[GIVEN REQUEST]: In the listing below, locate the lines that hold the string "元人民币". Copy those lines.

<<<<

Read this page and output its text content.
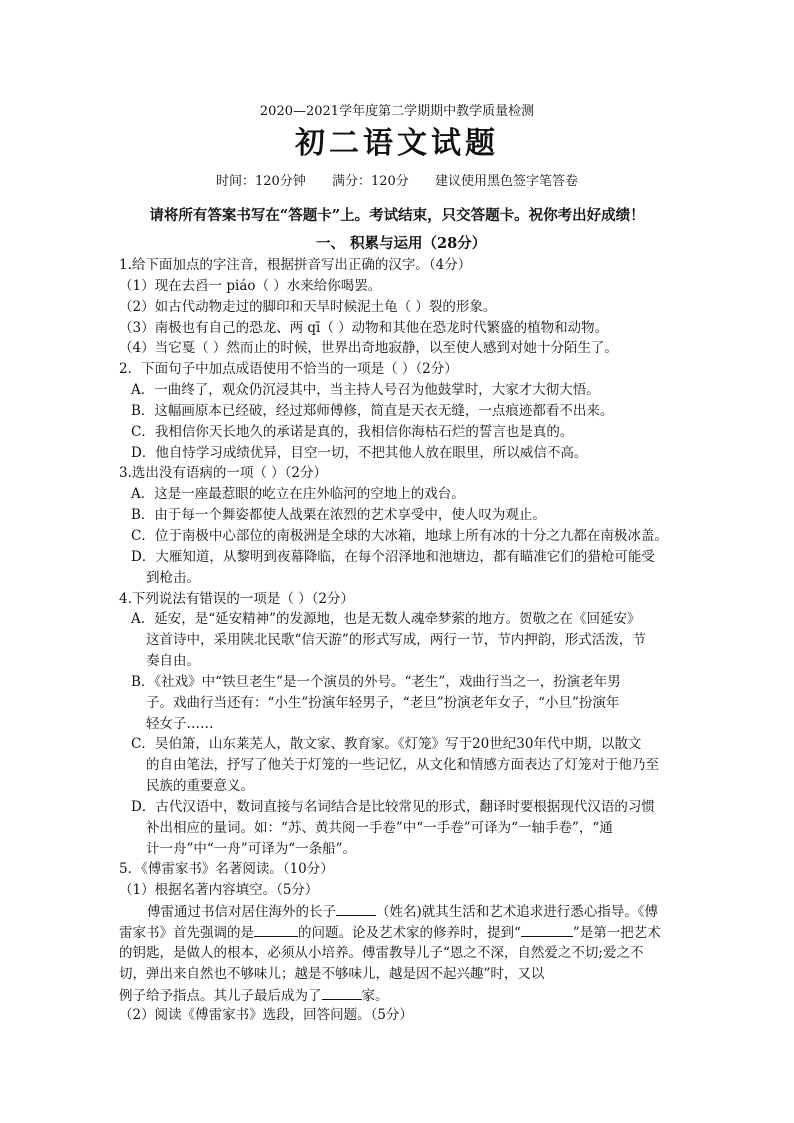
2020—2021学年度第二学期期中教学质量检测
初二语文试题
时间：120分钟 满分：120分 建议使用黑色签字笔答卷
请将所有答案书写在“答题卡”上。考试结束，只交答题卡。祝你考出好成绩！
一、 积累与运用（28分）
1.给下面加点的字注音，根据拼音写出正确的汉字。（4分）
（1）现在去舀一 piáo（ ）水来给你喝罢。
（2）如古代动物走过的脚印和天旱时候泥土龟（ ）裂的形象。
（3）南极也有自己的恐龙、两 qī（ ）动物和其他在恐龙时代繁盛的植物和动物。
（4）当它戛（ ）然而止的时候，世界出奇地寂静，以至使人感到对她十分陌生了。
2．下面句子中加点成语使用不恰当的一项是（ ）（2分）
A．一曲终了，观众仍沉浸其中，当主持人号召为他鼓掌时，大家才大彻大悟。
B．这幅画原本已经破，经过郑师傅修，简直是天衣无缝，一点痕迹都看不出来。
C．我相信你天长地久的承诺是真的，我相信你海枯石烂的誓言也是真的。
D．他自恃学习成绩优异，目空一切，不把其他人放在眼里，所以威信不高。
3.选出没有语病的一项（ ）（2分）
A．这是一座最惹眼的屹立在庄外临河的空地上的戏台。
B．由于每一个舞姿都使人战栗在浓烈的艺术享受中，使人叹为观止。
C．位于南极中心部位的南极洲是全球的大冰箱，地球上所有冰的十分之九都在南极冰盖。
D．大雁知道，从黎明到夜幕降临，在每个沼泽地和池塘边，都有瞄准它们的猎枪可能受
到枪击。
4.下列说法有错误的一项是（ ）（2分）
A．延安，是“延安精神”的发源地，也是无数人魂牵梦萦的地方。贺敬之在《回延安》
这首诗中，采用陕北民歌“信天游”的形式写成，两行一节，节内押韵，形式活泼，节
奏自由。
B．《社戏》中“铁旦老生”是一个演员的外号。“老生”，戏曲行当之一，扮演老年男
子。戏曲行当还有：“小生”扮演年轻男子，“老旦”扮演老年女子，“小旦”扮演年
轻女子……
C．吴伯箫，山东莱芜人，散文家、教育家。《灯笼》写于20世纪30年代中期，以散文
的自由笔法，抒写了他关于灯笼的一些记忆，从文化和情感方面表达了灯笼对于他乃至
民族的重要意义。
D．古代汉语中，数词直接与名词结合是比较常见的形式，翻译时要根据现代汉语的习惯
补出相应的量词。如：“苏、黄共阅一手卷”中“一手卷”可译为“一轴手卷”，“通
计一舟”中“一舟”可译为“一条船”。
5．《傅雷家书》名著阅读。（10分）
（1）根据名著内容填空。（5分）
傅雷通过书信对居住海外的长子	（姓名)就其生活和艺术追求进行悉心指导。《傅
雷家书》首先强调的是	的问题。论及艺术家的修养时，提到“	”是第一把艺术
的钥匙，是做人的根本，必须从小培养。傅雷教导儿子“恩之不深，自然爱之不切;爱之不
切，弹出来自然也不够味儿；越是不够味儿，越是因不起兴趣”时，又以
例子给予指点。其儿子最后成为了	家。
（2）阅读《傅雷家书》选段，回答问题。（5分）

>>>>
<<<<

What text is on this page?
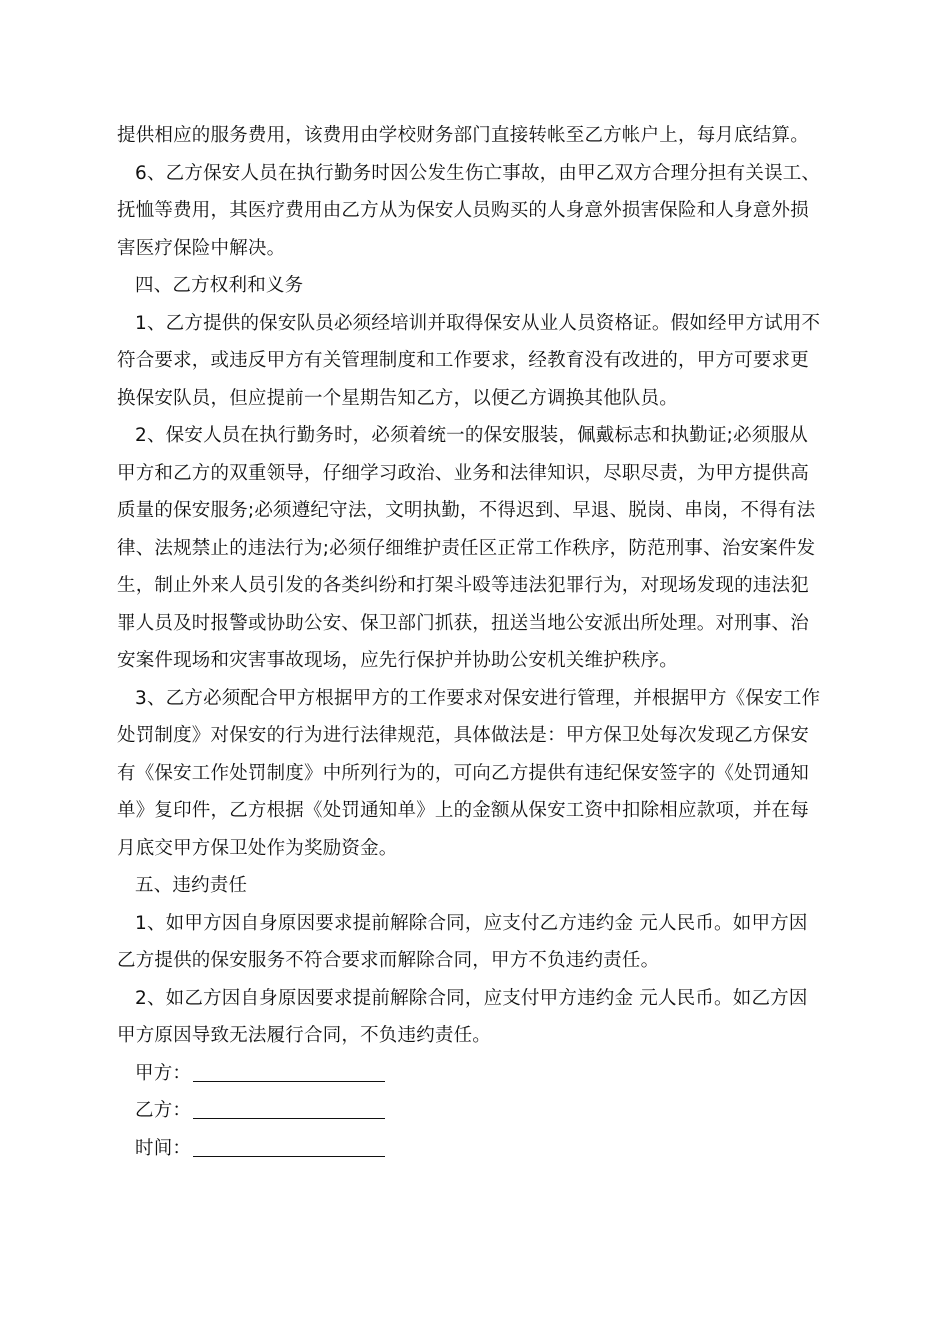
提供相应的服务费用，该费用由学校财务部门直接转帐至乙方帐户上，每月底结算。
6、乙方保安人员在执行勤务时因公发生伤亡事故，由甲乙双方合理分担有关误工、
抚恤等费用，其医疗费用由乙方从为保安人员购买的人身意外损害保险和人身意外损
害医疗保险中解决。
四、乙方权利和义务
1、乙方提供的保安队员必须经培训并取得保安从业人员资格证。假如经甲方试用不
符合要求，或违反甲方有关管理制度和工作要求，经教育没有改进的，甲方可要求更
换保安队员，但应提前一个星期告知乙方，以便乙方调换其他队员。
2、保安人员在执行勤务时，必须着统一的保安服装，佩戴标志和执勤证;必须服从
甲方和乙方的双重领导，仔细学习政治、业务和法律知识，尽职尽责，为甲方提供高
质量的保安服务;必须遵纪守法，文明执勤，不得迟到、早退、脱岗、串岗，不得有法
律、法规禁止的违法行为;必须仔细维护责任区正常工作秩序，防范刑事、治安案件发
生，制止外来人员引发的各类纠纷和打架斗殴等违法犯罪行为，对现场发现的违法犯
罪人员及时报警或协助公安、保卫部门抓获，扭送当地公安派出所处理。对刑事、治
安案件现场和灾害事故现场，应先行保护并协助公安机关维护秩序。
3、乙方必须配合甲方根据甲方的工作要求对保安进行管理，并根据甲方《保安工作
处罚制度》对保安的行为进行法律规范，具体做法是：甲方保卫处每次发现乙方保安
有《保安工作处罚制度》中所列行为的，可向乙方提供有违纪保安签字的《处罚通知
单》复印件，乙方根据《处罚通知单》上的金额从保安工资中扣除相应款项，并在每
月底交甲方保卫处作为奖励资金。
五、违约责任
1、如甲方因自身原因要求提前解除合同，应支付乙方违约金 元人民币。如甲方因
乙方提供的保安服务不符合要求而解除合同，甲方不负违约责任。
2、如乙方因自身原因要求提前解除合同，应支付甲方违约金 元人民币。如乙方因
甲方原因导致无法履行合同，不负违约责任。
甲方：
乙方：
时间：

>>>>

[WRITTEN SOLUTION]:
1、如甲方因自身原因要求提前解除合同，应支付乙方违约金 元人民币。如甲方因
2、如乙方因自身原因要求提前解除合同，应支付甲方违约金 元人民币。如乙方因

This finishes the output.